▶ _Written exercise_
Here are some records; copy every line that holds the word "Pedido".

▶ _Supplied records_
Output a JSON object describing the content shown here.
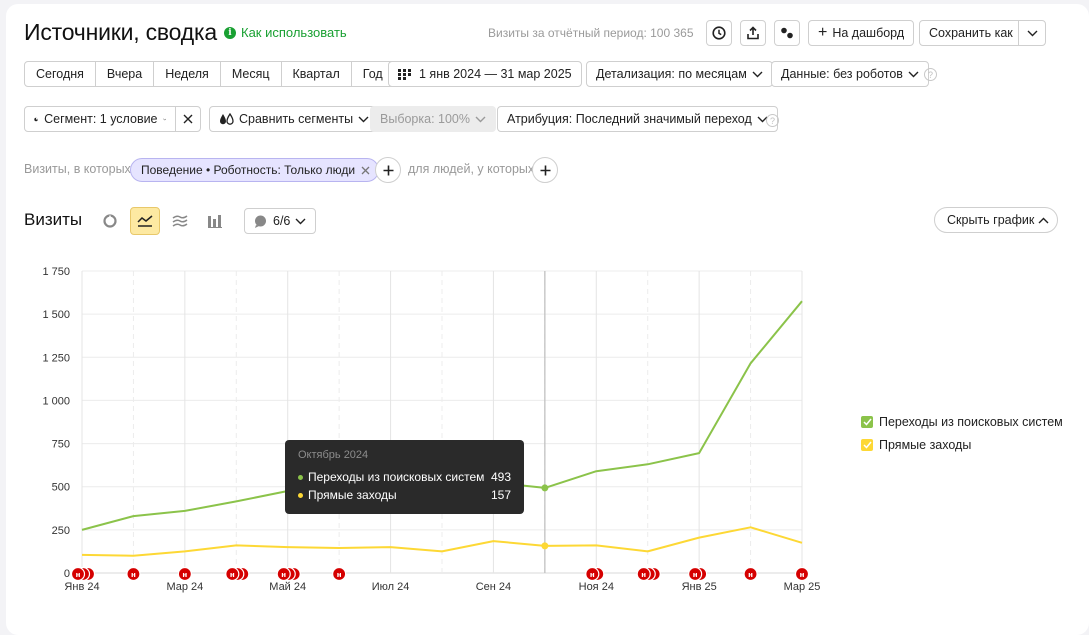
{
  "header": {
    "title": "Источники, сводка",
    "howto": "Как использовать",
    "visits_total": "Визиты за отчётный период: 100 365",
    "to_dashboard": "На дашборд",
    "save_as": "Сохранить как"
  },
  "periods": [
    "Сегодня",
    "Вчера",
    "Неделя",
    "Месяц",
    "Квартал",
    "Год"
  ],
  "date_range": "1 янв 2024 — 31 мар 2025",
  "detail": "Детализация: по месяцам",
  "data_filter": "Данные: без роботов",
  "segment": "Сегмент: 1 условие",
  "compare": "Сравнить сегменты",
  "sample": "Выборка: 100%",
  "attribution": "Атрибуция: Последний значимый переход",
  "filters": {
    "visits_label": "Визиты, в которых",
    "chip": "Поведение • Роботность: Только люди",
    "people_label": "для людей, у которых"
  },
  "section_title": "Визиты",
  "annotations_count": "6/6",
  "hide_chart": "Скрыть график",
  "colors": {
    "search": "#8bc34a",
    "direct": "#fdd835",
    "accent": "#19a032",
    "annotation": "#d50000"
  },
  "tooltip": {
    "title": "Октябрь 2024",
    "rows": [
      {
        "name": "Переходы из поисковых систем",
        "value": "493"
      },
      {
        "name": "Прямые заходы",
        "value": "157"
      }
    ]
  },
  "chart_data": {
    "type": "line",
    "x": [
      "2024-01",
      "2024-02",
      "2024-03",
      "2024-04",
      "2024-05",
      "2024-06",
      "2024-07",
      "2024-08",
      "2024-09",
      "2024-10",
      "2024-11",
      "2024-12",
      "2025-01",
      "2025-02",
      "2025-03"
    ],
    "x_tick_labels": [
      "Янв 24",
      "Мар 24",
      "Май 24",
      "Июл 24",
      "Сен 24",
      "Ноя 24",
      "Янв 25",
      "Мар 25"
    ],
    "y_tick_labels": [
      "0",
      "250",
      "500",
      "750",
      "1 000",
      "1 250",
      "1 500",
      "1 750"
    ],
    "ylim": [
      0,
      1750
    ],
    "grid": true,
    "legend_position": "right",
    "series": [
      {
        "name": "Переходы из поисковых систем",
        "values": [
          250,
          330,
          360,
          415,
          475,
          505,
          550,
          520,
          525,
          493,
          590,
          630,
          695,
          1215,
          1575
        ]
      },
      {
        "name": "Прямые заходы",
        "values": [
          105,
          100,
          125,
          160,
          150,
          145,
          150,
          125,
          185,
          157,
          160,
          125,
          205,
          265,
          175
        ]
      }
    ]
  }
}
--
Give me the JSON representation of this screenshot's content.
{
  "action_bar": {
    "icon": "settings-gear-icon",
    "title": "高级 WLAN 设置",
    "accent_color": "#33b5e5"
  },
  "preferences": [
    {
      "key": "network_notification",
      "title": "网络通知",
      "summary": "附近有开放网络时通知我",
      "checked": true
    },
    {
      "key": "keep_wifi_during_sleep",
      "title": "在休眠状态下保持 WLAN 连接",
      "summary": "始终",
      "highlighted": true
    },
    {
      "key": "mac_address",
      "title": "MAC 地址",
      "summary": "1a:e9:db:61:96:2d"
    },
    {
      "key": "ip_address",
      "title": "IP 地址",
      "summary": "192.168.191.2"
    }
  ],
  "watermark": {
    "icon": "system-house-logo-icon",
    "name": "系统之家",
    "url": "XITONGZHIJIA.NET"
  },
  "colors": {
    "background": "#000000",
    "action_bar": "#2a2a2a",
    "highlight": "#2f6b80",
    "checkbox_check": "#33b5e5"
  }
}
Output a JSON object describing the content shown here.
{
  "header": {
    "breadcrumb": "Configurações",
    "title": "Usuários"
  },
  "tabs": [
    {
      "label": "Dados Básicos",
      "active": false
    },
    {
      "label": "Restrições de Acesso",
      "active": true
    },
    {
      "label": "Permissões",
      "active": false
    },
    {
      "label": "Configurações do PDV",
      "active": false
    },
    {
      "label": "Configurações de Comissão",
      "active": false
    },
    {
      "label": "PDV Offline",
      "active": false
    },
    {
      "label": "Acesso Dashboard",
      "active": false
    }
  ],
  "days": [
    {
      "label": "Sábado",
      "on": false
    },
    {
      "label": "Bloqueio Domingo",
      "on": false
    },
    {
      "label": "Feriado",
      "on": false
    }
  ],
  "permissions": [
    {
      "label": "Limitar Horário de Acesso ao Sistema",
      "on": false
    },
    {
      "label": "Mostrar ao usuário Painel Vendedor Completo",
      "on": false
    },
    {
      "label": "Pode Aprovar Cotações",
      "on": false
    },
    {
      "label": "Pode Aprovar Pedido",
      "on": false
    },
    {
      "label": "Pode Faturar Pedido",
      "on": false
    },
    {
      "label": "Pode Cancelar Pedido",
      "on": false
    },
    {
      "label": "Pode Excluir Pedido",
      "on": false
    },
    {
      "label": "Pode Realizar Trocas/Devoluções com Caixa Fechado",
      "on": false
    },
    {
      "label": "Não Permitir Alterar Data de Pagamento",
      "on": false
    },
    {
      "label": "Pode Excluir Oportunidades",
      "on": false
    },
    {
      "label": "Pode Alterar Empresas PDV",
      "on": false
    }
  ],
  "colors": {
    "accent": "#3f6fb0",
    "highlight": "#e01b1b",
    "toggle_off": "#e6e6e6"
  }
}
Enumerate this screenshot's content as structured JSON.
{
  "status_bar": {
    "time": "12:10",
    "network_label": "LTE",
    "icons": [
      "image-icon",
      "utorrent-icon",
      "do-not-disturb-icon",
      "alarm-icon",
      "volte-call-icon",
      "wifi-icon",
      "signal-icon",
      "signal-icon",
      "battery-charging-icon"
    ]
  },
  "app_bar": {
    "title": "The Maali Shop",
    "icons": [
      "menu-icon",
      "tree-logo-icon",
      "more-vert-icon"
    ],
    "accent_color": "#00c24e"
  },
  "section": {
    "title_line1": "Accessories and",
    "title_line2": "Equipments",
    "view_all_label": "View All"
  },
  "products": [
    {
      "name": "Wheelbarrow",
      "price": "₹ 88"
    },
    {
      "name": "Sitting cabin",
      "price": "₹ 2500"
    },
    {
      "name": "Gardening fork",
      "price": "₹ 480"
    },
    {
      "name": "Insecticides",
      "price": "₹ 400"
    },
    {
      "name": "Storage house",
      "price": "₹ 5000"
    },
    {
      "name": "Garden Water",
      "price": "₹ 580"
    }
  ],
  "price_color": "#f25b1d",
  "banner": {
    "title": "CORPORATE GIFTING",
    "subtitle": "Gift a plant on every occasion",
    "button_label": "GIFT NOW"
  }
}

▶ _Response for this exercise_
      "label": "Pode Aprovar Pedido",
      "label": "Pode Faturar Pedido",
      "label": "Pode Cancelar Pedido",
      "label": "Pode Excluir Pedido",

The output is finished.